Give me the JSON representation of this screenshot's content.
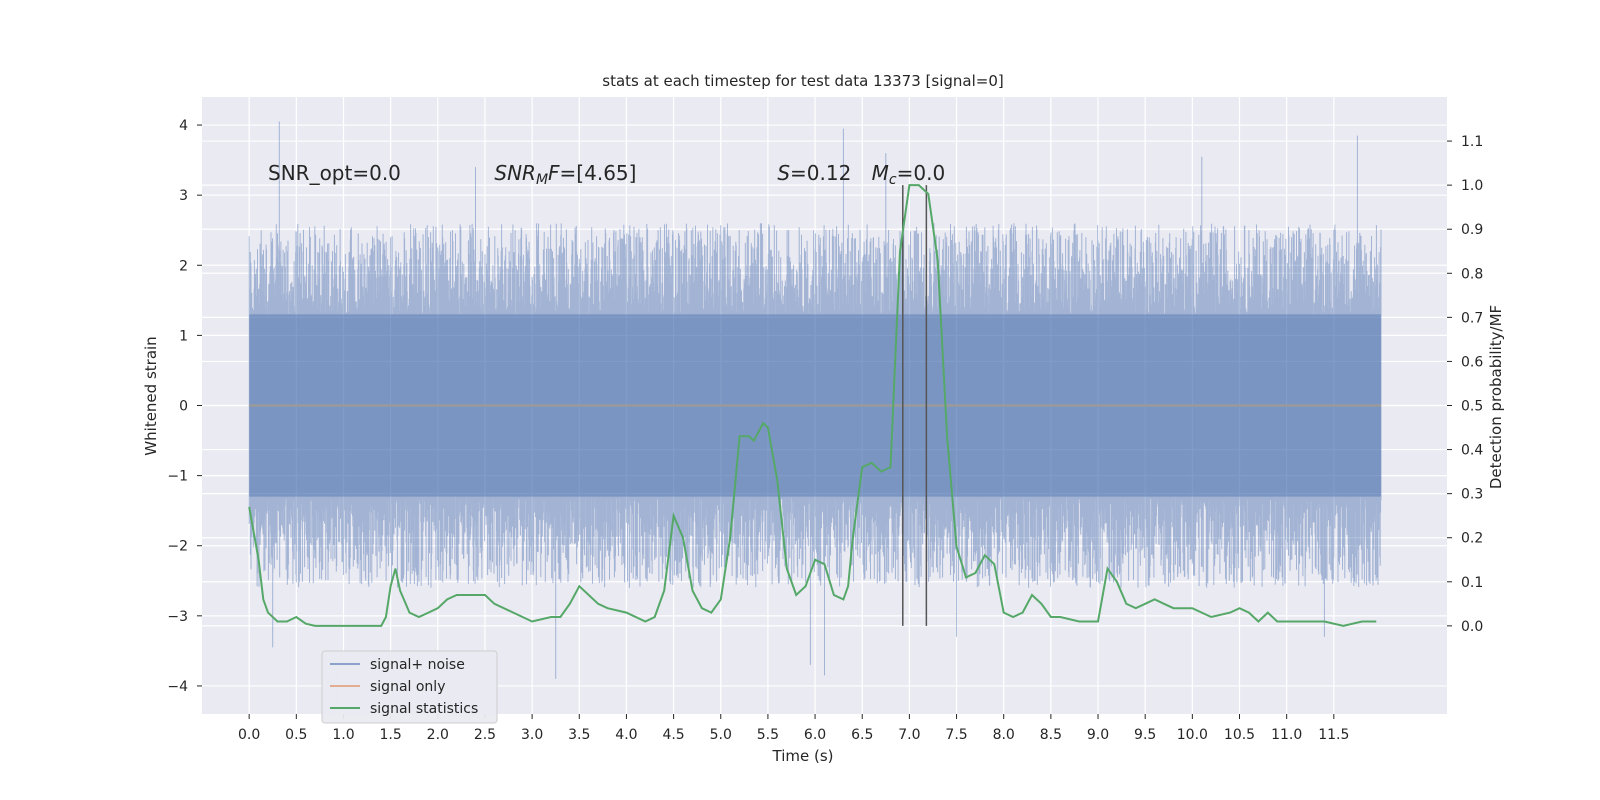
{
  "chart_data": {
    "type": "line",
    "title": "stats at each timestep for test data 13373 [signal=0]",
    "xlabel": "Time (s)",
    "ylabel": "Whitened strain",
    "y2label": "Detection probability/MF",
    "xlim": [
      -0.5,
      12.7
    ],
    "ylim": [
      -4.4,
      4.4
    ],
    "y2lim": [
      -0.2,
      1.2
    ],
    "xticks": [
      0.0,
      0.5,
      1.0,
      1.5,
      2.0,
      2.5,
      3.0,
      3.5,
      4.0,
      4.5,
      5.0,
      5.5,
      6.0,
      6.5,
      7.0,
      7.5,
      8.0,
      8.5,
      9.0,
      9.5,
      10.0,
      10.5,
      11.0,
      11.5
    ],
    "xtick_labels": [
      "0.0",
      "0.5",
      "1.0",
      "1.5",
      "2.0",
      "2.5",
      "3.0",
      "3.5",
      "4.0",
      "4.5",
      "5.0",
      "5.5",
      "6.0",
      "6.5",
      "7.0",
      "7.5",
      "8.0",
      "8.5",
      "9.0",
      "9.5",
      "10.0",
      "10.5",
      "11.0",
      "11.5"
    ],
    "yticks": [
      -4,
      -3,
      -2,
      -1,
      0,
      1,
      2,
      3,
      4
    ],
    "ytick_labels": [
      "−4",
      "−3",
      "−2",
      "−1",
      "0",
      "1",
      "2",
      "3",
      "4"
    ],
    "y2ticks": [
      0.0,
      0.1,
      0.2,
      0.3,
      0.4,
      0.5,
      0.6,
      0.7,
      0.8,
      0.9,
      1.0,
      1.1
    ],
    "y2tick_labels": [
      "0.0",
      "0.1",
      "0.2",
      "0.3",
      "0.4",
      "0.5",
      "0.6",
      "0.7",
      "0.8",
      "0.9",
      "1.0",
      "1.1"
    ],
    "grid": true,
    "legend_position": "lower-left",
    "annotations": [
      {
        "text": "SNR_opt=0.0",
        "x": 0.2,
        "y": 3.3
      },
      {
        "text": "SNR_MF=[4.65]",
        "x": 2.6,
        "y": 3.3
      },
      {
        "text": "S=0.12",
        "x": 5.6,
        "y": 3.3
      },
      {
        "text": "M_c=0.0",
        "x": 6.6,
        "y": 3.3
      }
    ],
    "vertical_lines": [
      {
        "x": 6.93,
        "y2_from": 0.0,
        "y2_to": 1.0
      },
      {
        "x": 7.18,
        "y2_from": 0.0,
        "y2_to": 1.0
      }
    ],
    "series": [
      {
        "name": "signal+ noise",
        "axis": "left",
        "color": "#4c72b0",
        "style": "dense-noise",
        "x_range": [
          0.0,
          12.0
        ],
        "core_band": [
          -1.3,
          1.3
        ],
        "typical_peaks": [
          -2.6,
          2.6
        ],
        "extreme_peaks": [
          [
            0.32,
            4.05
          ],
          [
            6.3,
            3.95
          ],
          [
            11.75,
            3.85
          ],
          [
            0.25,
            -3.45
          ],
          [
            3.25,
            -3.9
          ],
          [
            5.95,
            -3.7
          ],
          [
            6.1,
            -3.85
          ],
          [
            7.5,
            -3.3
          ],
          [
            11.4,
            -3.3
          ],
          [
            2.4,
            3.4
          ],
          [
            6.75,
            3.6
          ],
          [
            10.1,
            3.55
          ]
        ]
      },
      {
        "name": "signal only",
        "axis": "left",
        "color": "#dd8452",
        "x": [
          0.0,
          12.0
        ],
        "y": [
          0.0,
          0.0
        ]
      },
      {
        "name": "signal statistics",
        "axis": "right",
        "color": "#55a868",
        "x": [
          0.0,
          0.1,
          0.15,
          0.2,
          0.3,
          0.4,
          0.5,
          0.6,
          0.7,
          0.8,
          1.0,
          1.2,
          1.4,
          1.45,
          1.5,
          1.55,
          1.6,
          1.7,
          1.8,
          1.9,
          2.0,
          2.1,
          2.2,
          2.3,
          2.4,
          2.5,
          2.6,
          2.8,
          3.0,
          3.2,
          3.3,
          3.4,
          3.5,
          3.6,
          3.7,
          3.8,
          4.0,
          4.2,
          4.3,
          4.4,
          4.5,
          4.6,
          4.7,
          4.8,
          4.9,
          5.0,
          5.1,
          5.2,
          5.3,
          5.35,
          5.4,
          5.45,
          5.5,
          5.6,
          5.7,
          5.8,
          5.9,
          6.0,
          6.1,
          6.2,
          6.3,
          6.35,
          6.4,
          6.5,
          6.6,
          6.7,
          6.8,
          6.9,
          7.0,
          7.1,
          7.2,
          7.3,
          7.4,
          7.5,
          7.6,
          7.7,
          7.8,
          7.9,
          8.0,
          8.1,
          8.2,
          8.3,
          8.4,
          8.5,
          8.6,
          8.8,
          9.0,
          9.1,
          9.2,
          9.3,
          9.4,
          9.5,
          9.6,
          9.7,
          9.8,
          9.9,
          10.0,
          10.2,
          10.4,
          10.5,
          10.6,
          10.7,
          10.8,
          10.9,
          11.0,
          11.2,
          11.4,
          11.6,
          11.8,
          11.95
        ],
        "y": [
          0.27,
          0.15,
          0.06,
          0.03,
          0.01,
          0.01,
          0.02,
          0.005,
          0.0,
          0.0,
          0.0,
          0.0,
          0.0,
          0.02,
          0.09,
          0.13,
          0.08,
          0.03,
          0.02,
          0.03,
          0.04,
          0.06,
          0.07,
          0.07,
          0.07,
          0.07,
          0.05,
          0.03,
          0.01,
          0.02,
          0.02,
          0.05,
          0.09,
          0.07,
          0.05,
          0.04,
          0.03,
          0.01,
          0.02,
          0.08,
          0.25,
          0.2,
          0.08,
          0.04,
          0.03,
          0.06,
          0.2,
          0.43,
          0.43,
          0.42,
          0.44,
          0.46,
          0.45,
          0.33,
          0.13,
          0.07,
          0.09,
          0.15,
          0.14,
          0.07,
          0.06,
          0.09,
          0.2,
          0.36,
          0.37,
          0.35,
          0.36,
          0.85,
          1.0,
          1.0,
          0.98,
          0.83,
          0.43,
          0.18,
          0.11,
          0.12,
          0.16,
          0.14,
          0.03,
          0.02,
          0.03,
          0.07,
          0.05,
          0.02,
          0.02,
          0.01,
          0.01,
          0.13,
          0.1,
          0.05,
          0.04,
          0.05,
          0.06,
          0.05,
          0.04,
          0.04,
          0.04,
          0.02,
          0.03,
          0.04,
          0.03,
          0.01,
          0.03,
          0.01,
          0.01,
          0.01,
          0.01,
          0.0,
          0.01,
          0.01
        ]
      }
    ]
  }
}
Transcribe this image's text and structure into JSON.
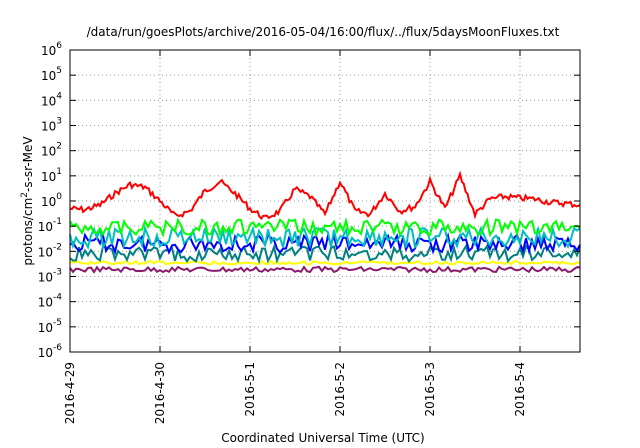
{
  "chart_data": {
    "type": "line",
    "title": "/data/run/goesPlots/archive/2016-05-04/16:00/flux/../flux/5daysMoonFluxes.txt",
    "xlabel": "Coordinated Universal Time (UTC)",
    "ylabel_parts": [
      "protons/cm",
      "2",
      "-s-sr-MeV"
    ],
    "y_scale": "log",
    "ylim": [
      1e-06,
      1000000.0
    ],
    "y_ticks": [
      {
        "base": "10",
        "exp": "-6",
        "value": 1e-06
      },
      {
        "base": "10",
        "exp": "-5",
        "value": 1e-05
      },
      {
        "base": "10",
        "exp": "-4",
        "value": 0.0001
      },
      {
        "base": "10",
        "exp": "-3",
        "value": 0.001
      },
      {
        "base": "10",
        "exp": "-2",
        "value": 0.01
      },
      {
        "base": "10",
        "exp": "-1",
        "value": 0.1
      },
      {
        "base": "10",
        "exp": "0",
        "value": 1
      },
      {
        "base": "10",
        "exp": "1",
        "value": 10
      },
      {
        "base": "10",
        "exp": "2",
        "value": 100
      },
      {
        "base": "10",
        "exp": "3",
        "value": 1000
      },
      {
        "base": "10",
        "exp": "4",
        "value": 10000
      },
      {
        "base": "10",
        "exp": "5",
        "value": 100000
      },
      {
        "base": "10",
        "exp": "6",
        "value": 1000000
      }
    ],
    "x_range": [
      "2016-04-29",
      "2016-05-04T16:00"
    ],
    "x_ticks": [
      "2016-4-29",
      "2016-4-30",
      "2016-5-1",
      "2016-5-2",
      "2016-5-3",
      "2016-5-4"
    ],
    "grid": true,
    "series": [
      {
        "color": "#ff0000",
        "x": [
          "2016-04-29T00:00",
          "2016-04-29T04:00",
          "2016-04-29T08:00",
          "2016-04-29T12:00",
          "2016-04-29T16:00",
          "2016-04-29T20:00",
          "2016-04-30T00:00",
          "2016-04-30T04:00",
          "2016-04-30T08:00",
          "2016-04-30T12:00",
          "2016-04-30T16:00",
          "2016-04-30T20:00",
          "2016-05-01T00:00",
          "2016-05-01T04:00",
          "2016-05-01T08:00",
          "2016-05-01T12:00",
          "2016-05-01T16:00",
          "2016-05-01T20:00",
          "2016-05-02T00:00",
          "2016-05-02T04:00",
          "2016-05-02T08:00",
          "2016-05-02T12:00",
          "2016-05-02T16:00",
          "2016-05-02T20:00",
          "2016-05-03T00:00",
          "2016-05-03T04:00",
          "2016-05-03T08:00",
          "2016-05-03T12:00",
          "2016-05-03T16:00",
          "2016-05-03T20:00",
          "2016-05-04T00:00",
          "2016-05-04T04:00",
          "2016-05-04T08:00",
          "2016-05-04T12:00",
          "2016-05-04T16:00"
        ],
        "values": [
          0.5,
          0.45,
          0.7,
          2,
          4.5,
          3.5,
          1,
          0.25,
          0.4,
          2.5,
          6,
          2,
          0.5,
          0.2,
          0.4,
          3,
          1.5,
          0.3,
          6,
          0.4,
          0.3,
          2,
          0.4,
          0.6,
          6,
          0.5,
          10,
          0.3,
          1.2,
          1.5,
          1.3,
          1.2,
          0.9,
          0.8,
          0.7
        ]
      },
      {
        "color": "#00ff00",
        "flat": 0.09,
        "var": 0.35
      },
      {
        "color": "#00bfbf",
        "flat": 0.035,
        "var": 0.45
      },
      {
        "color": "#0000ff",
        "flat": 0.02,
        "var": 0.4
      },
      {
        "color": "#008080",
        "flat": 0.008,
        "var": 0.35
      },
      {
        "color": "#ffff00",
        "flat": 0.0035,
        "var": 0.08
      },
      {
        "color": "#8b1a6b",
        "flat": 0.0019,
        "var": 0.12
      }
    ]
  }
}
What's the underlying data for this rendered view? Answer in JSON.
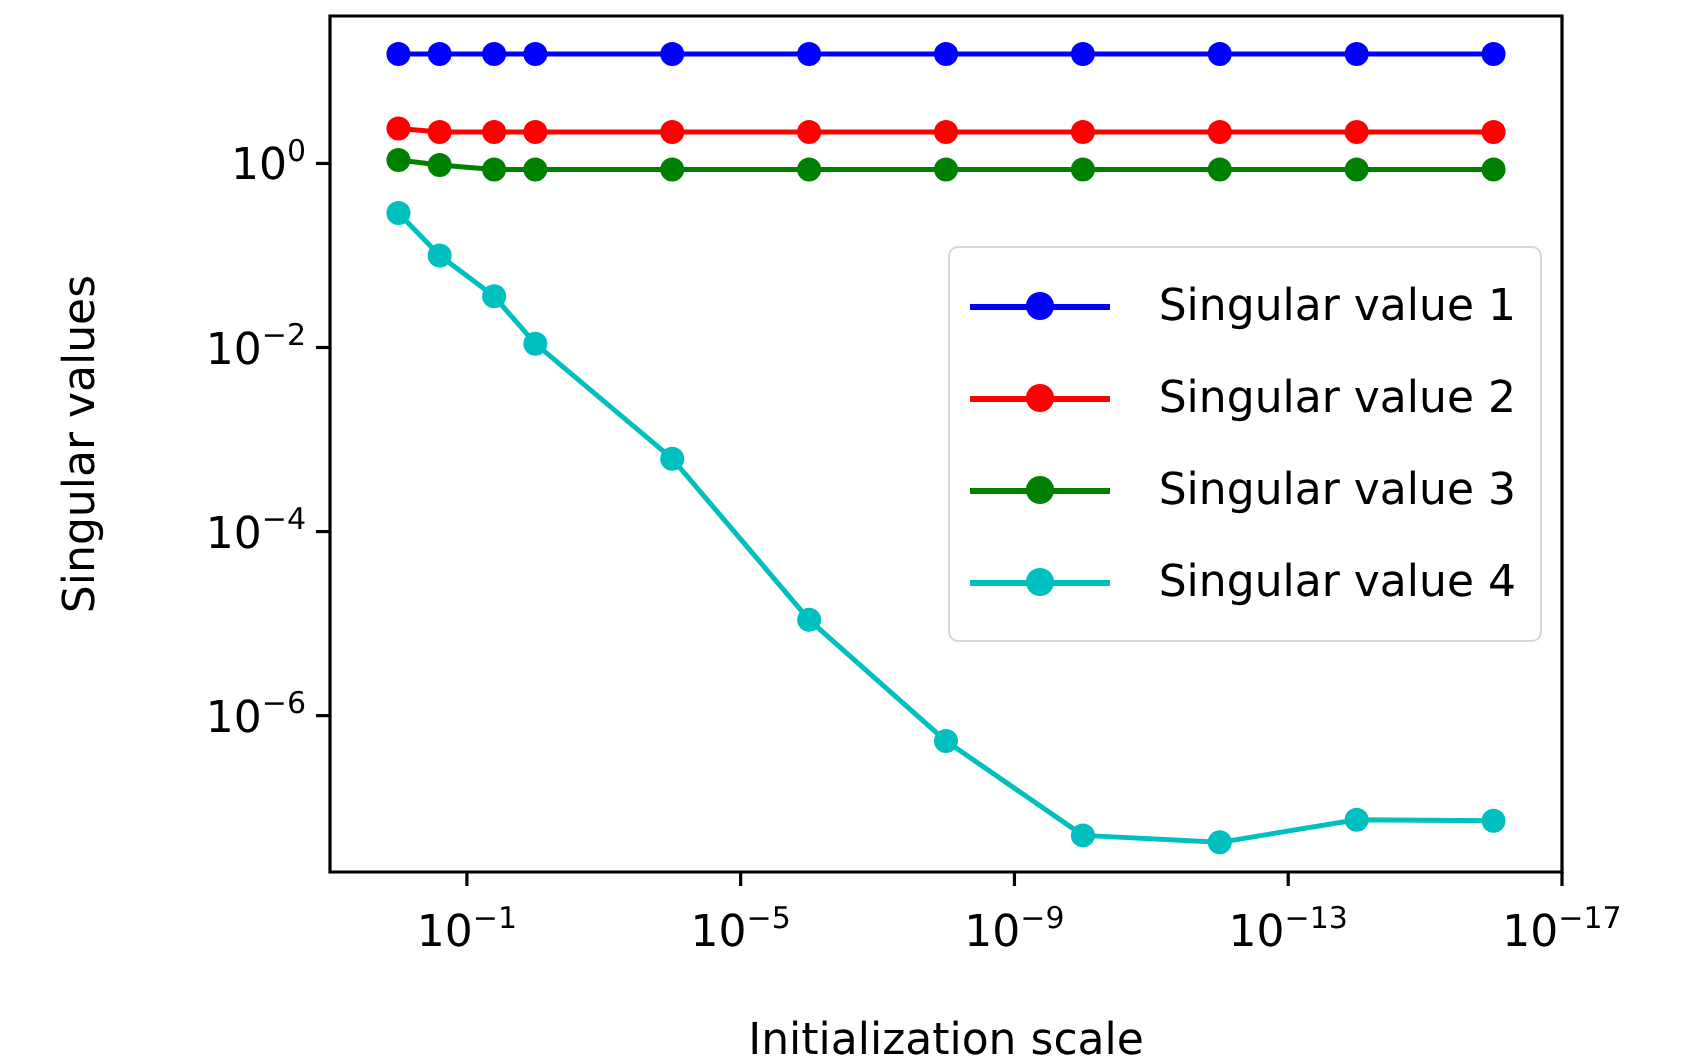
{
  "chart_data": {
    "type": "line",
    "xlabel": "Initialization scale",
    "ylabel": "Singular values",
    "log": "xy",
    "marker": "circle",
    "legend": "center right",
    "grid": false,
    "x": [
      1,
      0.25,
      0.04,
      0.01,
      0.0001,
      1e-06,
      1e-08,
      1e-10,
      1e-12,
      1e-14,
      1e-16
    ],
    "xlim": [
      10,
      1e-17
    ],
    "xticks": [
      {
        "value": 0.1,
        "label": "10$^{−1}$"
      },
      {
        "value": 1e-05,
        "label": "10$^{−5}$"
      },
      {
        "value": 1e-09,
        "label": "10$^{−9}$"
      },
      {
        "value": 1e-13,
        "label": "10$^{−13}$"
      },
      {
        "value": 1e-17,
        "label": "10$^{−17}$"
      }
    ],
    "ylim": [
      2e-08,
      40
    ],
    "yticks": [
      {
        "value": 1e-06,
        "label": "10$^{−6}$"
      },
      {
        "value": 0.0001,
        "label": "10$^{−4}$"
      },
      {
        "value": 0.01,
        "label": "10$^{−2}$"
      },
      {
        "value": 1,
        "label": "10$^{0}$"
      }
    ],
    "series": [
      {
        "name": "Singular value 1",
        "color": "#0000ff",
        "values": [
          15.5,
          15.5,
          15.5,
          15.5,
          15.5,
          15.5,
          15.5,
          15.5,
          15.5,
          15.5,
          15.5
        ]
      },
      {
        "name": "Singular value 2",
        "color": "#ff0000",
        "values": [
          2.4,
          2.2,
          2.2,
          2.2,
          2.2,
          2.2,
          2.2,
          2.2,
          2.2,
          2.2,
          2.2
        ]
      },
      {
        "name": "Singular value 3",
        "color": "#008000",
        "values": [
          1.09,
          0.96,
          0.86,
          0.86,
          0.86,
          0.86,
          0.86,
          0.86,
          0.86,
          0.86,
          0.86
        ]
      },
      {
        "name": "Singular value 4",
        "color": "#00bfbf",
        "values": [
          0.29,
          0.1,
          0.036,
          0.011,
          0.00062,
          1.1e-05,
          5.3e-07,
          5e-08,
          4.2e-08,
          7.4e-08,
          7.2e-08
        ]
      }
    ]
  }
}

--*--

WORK TO COMPLETE:
Locate each line containing the string "name" and show it.

CORRECT OUTPUT:
        "name": "signal+ noise",
        "name": "signal only",
        "name": "signal statistics",
        "name": "Singular value 1",
        "name": "Singular value 2",
        "name": "Singular value 3",
        "name": "Singular value 4",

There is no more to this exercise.